* [Supplied information]
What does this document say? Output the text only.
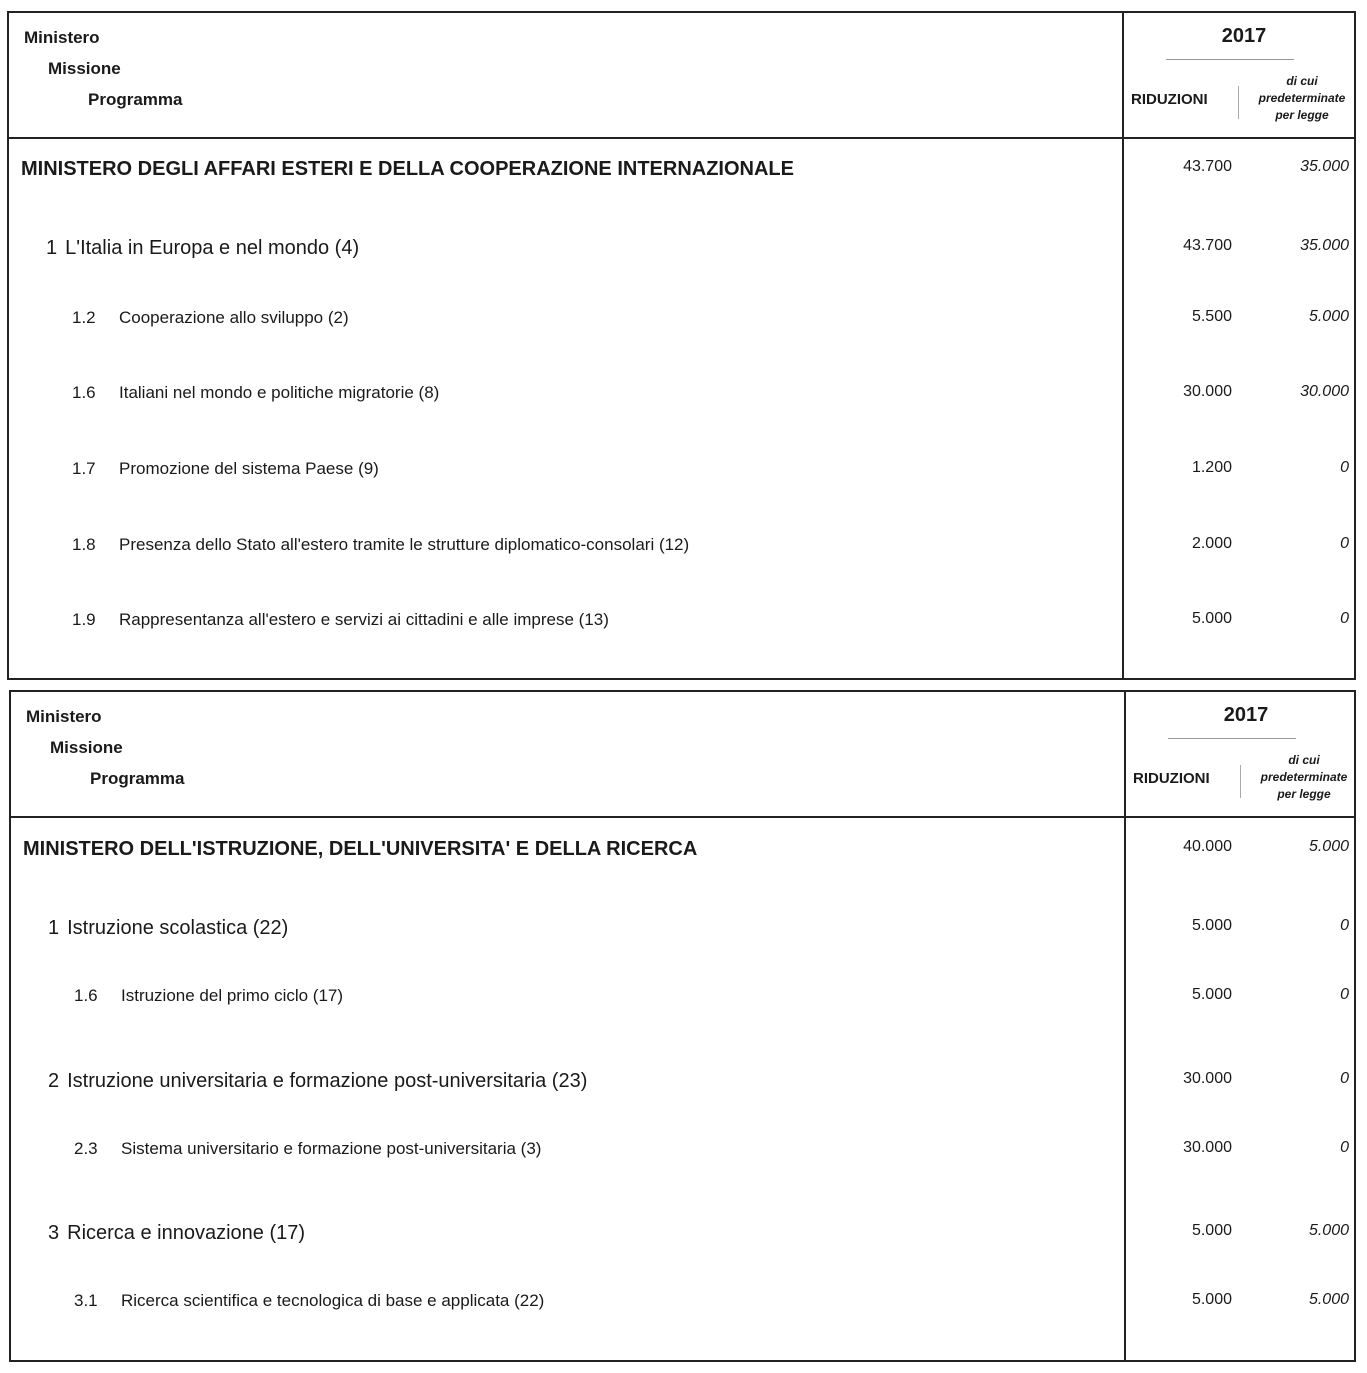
Ministero
Missione
Programma
2017
RIDUZIONI
di cui
predeterminate
per legge
MINISTERO DEGLI AFFARI ESTERI E DELLA COOPERAZIONE INTERNAZIONALE	43.700	35.000
1 L'Italia in Europa e nel mondo (4)	43.700	35.000
1.2 Cooperazione allo sviluppo (2)	5.500	5.000
1.6 Italiani nel mondo e politiche migratorie (8)	30.000	30.000
1.7 Promozione del sistema Paese (9)	1.200	0
1.8 Presenza dello Stato all'estero tramite le strutture diplomatico-consolari (12)	2.000	0
1.9 Rappresentanza all'estero e servizi ai cittadini e alle imprese (13)	5.000	0
Ministero
Missione
Programma
2017
RIDUZIONI
di cui
predeterminate
per legge
MINISTERO DELL'ISTRUZIONE, DELL'UNIVERSITA' E DELLA RICERCA	40.000	5.000
1 Istruzione scolastica (22)	5.000	0
1.6 Istruzione del primo ciclo (17)	5.000	0
2 Istruzione universitaria e formazione post-universitaria (23)	30.000	0
2.3 Sistema universitario e formazione post-universitaria (3)	30.000	0
3 Ricerca e innovazione (17)	5.000	5.000
3.1 Ricerca scientifica e tecnologica di base e applicata (22)	5.000	5.000
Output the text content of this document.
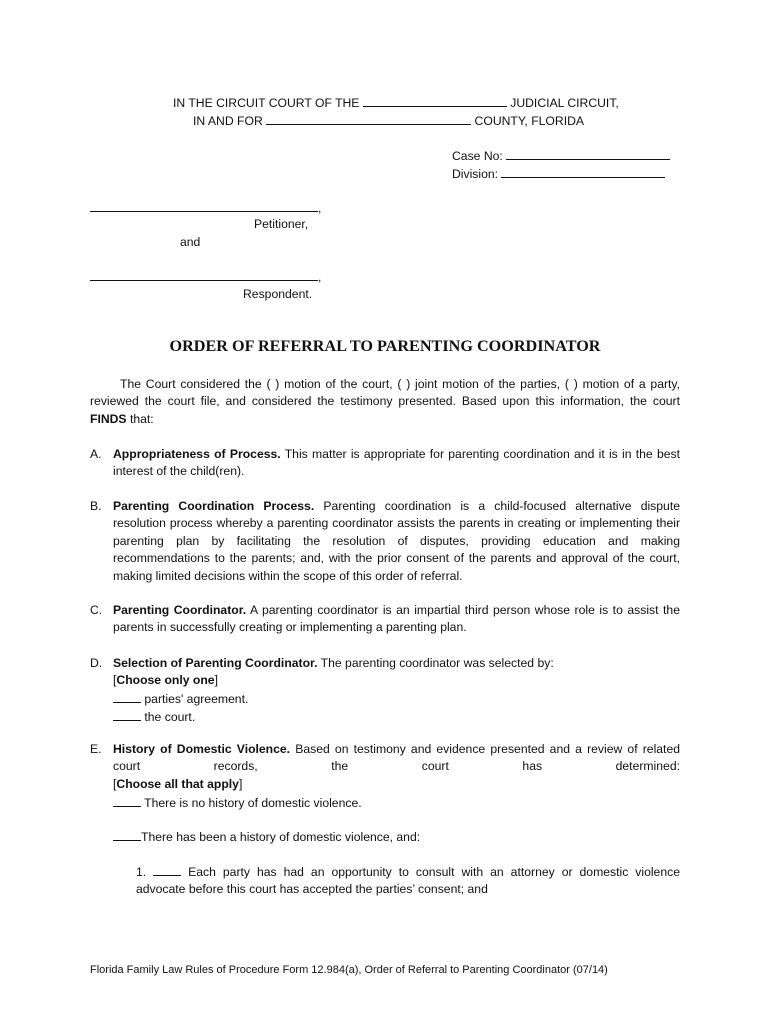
IN THE CIRCUIT COURT OF THE	JUDICIAL CIRCUIT,
IN AND FOR	COUNTY, FLORIDA
Case No:
Division:
,
Petitioner,
and
,
Respondent.
ORDER OF REFERRAL TO PARENTING COORDINATOR
The Court considered the ( ) motion of the court, ( ) joint motion of the parties, ( ) motion of a party, reviewed the court file, and considered the testimony presented. Based upon this information, the court FINDS that:
A. Appropriateness of Process. This matter is appropriate for parenting coordination and it is in the best interest of the child(ren).
B. Parenting Coordination Process. Parenting coordination is a child-focused alternative dispute resolution process whereby a parenting coordinator assists the parents in creating or implementing their parenting plan by facilitating the resolution of disputes, providing education and making recommendations to the parents; and, with the prior consent of the parents and approval of the court, making limited decisions within the scope of this order of referral.
C. Parenting Coordinator. A parenting coordinator is an impartial third person whose role is to assist the parents in successfully creating or implementing a parenting plan.
D. Selection of Parenting Coordinator. The parenting coordinator was selected by:
[Choose only one]
parties' agreement.
the court.
E. History of Domestic Violence. Based on testimony and evidence presented and a review of related court records, the court has determined:
[Choose all that apply]
There is no history of domestic violence.
There has been a history of domestic violence, and:
1.	Each party has had an opportunity to consult with an attorney or domestic violence
advocate before this court has accepted the parties’ consent; and
Florida Family Law Rules of Procedure Form 12.984(a), Order of Referral to Parenting Coordinator (07/14)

* [Exercise task] Exclude the pictures and transcribe all of the entries exactly.

* [Solution]
What does this document say? Output the text only.
Ministero
Missione
Programma
2017
RIDUZIONI
di cui
predeterminate
per legge
MINISTERO DEGLI AFFARI ESTERI E DELLA COOPERAZIONE INTERNAZIONALE	43.700	35.000
1 L'Italia in Europa e nel mondo (4)	43.700	35.000
1.2 Cooperazione allo sviluppo (2)	5.500	5.000
1.6 Italiani nel mondo e politiche migratorie (8)	30.000	30.000
1.7 Promozione del sistema Paese (9)	1.200	0
1.8 Presenza dello Stato all'estero tramite le strutture diplomatico-consolari (12)	2.000	0
1.9 Rappresentanza all'estero e servizi ai cittadini e alle imprese (13)	5.000	0
Ministero
Missione
Programma
2017
RIDUZIONI
di cui
predeterminate
per legge
MINISTERO DELL'ISTRUZIONE, DELL'UNIVERSITA' E DELLA RICERCA	40.000	5.000
1 Istruzione scolastica (22)	5.000	0
1.6 Istruzione del primo ciclo (17)	5.000	0
2 Istruzione universitaria e formazione post-universitaria (23)	30.000	0
2.3 Sistema universitario e formazione post-universitaria (3)	30.000	0
3 Ricerca e innovazione (17)	5.000	5.000
3.1 Ricerca scientifica e tecnologica di base e applicata (22)	5.000	5.000
Output the text content of this document.
IN THE CIRCUIT COURT OF THE	JUDICIAL CIRCUIT,
IN AND FOR	COUNTY, FLORIDA
Case No:
Division:
,
Petitioner,
and
,
Respondent.
ORDER OF REFERRAL TO PARENTING COORDINATOR
The Court considered the ( ) motion of the court, ( ) joint motion of the parties, ( ) motion of a party, reviewed the court file, and considered the testimony presented. Based upon this information, the court FINDS that:
A. Appropriateness of Process. This matter is appropriate for parenting coordination and it is in the best interest of the child(ren).
B. Parenting Coordination Process. Parenting coordination is a child-focused alternative dispute resolution process whereby a parenting coordinator assists the parents in creating or implementing their parenting plan by facilitating the resolution of disputes, providing education and making recommendations to the parents; and, with the prior consent of the parents and approval of the court, making limited decisions within the scope of this order of referral.
C. Parenting Coordinator. A parenting coordinator is an impartial third person whose role is to assist the parents in successfully creating or implementing a parenting plan.
D. Selection of Parenting Coordinator. The parenting coordinator was selected by:
[Choose only one]
parties' agreement.
the court.
E. History of Domestic Violence. Based on testimony and evidence presented and a review of related court records, the court has determined:
[Choose all that apply]
There is no history of domestic violence.
There has been a history of domestic violence, and:
1.	Each party has had an opportunity to consult with an attorney or domestic violence
advocate before this court has accepted the parties’ consent; and
Florida Family Law Rules of Procedure Form 12.984(a), Order of Referral to Parenting Coordinator (07/14)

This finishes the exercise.